§ The exercise: Collect each line of the records containing the string "discovery".
======== Extracted entries ========
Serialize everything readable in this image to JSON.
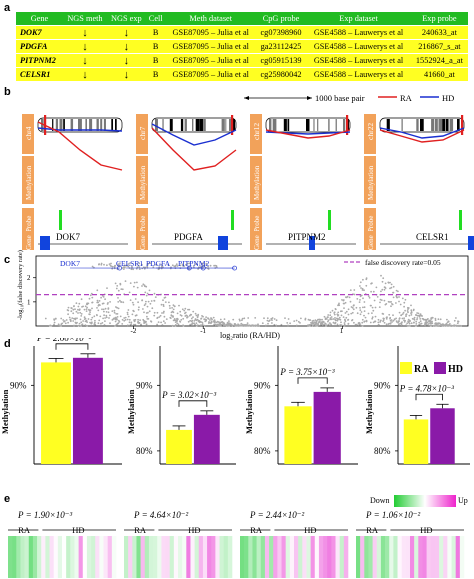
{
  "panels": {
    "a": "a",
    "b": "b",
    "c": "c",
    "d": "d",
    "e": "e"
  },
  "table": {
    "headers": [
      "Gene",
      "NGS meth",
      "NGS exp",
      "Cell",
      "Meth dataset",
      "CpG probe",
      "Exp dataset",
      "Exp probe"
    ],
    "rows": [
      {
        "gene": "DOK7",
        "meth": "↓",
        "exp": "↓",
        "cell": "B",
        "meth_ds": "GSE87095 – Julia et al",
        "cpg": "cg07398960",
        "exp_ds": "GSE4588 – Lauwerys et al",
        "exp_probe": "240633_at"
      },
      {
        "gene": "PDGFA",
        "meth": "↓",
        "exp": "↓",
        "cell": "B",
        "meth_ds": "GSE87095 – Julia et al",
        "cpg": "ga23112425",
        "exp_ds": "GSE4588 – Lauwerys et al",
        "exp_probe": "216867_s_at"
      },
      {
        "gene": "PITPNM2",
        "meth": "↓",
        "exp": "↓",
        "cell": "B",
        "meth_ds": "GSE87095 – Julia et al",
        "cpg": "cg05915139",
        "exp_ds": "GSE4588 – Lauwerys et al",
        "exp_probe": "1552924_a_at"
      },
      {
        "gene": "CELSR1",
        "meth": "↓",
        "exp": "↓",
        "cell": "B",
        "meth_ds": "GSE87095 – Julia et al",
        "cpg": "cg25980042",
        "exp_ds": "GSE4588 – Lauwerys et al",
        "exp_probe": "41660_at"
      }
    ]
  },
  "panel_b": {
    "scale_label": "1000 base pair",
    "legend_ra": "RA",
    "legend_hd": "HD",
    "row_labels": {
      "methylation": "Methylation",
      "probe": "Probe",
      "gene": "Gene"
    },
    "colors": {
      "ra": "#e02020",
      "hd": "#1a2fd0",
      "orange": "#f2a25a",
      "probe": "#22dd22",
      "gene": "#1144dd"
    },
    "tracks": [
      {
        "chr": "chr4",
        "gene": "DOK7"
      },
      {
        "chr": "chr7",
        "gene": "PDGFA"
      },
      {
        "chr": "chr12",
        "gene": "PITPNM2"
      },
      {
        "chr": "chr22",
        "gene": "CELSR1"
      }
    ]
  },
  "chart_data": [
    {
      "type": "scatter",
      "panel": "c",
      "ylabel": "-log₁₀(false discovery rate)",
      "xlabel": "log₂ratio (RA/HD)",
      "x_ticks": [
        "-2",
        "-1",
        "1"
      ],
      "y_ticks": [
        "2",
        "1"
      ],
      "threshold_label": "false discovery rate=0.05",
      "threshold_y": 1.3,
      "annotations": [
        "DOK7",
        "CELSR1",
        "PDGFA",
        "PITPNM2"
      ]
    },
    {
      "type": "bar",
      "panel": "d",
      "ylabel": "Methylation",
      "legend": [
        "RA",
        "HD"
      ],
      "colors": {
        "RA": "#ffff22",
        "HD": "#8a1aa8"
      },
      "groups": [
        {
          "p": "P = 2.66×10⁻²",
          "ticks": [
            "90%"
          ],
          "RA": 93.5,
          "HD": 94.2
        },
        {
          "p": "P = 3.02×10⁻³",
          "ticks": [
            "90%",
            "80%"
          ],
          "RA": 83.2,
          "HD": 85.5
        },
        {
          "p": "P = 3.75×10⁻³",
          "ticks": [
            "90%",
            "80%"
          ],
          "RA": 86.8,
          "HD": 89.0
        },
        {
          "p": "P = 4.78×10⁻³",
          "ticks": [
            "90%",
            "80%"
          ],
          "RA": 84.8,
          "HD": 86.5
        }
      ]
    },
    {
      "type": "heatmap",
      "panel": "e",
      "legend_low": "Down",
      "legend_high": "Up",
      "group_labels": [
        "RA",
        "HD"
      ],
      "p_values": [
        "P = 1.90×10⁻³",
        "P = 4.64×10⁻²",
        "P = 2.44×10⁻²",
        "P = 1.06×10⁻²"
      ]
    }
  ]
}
========
§ Response for this exercise:
      "ylabel": "-log₁₀(false discovery rate)",
      "threshold_label": "false discovery rate=0.05",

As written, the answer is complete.